---- Dataset

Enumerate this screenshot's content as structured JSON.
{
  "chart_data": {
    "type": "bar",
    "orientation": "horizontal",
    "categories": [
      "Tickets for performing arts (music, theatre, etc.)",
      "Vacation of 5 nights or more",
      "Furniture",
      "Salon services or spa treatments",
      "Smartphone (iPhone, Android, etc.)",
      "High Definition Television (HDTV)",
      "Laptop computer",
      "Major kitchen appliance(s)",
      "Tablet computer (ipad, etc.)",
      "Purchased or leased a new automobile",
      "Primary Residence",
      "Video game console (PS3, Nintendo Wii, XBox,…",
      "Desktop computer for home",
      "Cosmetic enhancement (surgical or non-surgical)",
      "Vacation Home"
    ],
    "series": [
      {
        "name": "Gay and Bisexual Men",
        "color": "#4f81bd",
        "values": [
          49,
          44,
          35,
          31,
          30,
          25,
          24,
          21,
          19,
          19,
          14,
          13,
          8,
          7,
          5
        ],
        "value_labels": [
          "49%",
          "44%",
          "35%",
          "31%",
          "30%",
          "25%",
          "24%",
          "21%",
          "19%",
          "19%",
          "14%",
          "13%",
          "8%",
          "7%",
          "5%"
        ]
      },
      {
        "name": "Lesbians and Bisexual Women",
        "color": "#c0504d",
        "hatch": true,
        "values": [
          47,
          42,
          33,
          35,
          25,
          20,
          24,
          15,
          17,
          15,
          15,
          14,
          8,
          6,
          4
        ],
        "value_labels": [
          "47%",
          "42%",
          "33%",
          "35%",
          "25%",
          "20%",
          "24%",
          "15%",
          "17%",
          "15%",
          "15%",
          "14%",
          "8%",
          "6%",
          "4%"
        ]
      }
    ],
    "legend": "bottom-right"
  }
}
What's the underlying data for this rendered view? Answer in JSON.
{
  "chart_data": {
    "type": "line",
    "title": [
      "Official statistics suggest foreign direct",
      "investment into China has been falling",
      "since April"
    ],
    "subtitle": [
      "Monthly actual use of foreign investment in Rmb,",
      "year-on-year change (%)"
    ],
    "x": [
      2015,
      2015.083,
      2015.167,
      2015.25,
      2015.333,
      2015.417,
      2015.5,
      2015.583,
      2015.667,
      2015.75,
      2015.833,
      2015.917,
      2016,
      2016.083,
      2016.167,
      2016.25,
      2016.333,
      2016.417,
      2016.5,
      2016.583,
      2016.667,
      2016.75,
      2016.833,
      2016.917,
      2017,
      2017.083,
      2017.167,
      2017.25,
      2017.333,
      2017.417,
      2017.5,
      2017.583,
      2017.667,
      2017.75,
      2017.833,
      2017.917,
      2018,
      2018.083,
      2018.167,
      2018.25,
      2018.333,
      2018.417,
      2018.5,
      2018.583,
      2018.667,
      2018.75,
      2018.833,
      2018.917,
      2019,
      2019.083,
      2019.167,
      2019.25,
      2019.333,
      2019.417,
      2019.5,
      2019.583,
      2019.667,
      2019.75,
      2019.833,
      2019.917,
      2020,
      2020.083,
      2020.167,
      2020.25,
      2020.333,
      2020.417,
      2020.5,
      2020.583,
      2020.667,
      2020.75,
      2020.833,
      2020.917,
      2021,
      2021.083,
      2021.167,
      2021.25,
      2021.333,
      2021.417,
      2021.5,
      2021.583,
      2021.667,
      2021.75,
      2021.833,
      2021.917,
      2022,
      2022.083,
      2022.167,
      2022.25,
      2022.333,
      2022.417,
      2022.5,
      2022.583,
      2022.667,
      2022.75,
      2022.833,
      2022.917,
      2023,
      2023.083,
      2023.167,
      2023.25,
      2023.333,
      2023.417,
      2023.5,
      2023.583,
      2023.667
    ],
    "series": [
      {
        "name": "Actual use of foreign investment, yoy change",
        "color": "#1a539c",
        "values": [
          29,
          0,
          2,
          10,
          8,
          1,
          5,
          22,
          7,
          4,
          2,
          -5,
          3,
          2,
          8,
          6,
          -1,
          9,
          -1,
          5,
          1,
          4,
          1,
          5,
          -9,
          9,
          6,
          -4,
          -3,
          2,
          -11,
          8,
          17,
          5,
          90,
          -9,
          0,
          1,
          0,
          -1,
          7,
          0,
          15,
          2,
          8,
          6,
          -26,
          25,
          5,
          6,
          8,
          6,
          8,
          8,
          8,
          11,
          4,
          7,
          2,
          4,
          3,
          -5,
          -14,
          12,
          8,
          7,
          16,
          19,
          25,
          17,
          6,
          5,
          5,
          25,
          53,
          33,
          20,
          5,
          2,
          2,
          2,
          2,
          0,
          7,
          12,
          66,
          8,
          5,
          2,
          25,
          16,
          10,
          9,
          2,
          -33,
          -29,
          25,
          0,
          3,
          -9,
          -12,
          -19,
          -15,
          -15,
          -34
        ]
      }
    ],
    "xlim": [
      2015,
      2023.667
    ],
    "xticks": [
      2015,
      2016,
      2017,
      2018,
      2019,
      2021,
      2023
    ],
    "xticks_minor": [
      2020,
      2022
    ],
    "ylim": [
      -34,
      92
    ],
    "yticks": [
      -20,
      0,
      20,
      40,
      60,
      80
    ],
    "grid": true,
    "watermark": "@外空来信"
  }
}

--------

Retype the whole listing, matching it exactly.

Task solution:
Enumerate this screenshot's content as structured JSON.
{
  "chart_data": {
    "type": "bar",
    "orientation": "horizontal",
    "categories": [
      "Tickets for performing arts (music, theatre, etc.)",
      "Vacation of 5 nights or more",
      "Furniture",
      "Salon services or spa treatments",
      "Smartphone (iPhone, Android, etc.)",
      "High Definition Television (HDTV)",
      "Laptop computer",
      "Major kitchen appliance(s)",
      "Tablet computer (ipad, etc.)",
      "Purchased or leased a new automobile",
      "Primary Residence",
      "Video game console (PS3, Nintendo Wii, XBox,…",
      "Desktop computer for home",
      "Cosmetic enhancement (surgical or non-surgical)",
      "Vacation Home"
    ],
    "series": [
      {
        "name": "Gay and Bisexual Men",
        "color": "#4f81bd",
        "values": [
          49,
          44,
          35,
          31,
          30,
          25,
          24,
          21,
          19,
          19,
          14,
          13,
          8,
          7,
          5
        ],
        "value_labels": [
          "49%",
          "44%",
          "35%",
          "31%",
          "30%",
          "25%",
          "24%",
          "21%",
          "19%",
          "19%",
          "14%",
          "13%",
          "8%",
          "7%",
          "5%"
        ]
      },
      {
        "name": "Lesbians and Bisexual Women",
        "color": "#c0504d",
        "hatch": true,
        "values": [
          47,
          42,
          33,
          35,
          25,
          20,
          24,
          15,
          17,
          15,
          15,
          14,
          8,
          6,
          4
        ],
        "value_labels": [
          "47%",
          "42%",
          "33%",
          "35%",
          "25%",
          "20%",
          "24%",
          "15%",
          "17%",
          "15%",
          "15%",
          "14%",
          "8%",
          "6%",
          "4%"
        ]
      }
    ],
    "legend": "bottom-right"
  }
}
What's the underlying data for this rendered view? Answer in JSON.
{
  "chart_data": {
    "type": "line",
    "title": [
      "Official statistics suggest foreign direct",
      "investment into China has been falling",
      "since April"
    ],
    "subtitle": [
      "Monthly actual use of foreign investment in Rmb,",
      "year-on-year change (%)"
    ],
    "x": [
      2015,
      2015.083,
      2015.167,
      2015.25,
      2015.333,
      2015.417,
      2015.5,
      2015.583,
      2015.667,
      2015.75,
      2015.833,
      2015.917,
      2016,
      2016.083,
      2016.167,
      2016.25,
      2016.333,
      2016.417,
      2016.5,
      2016.583,
      2016.667,
      2016.75,
      2016.833,
      2016.917,
      2017,
      2017.083,
      2017.167,
      2017.25,
      2017.333,
      2017.417,
      2017.5,
      2017.583,
      2017.667,
      2017.75,
      2017.833,
      2017.917,
      2018,
      2018.083,
      2018.167,
      2018.25,
      2018.333,
      2018.417,
      2018.5,
      2018.583,
      2018.667,
      2018.75,
      2018.833,
      2018.917,
      2019,
      2019.083,
      2019.167,
      2019.25,
      2019.333,
      2019.417,
      2019.5,
      2019.583,
      2019.667,
      2019.75,
      2019.833,
      2019.917,
      2020,
      2020.083,
      2020.167,
      2020.25,
      2020.333,
      2020.417,
      2020.5,
      2020.583,
      2020.667,
      2020.75,
      2020.833,
      2020.917,
      2021,
      2021.083,
      2021.167,
      2021.25,
      2021.333,
      2021.417,
      2021.5,
      2021.583,
      2021.667,
      2021.75,
      2021.833,
      2021.917,
      2022,
      2022.083,
      2022.167,
      2022.25,
      2022.333,
      2022.417,
      2022.5,
      2022.583,
      2022.667,
      2022.75,
      2022.833,
      2022.917,
      2023,
      2023.083,
      2023.167,
      2023.25,
      2023.333,
      2023.417,
      2023.5,
      2023.583,
      2023.667
    ],
    "series": [
      {
        "name": "Actual use of foreign investment, yoy change",
        "color": "#1a539c",
        "values": [
          29,
          0,
          2,
          10,
          8,
          1,
          5,
          22,
          7,
          4,
          2,
          -5,
          3,
          2,
          8,
          6,
          -1,
          9,
          -1,
          5,
          1,
          4,
          1,
          5,
          -9,
          9,
          6,
          -4,
          -3,
          2,
          -11,
          8,
          17,
          5,
          90,
          -9,
          0,
          1,
          0,
          -1,
          7,
          0,
          15,
          2,
          8,
          6,
          -26,
          25,
          5,
          6,
          8,
          6,
          8,
          8,
          8,
          11,
          4,
          7,
          2,
          4,
          3,
          -5,
          -14,
          12,
          8,
          7,
          16,
          19,
          25,
          17,
          6,
          5,
          5,
          25,
          53,
          33,
          20,
          5,
          2,
          2,
          2,
          2,
          0,
          7,
          12,
          66,
          8,
          5,
          2,
          25,
          16,
          10,
          9,
          2,
          -33,
          -29,
          25,
          0,
          3,
          -9,
          -12,
          -19,
          -15,
          -15,
          -34
        ]
      }
    ],
    "xlim": [
      2015,
      2023.667
    ],
    "xticks": [
      2015,
      2016,
      2017,
      2018,
      2019,
      2021,
      2023
    ],
    "xticks_minor": [
      2020,
      2022
    ],
    "ylim": [
      -34,
      92
    ],
    "yticks": [
      -20,
      0,
      20,
      40,
      60,
      80
    ],
    "grid": true,
    "watermark": "@外空来信"
  }
}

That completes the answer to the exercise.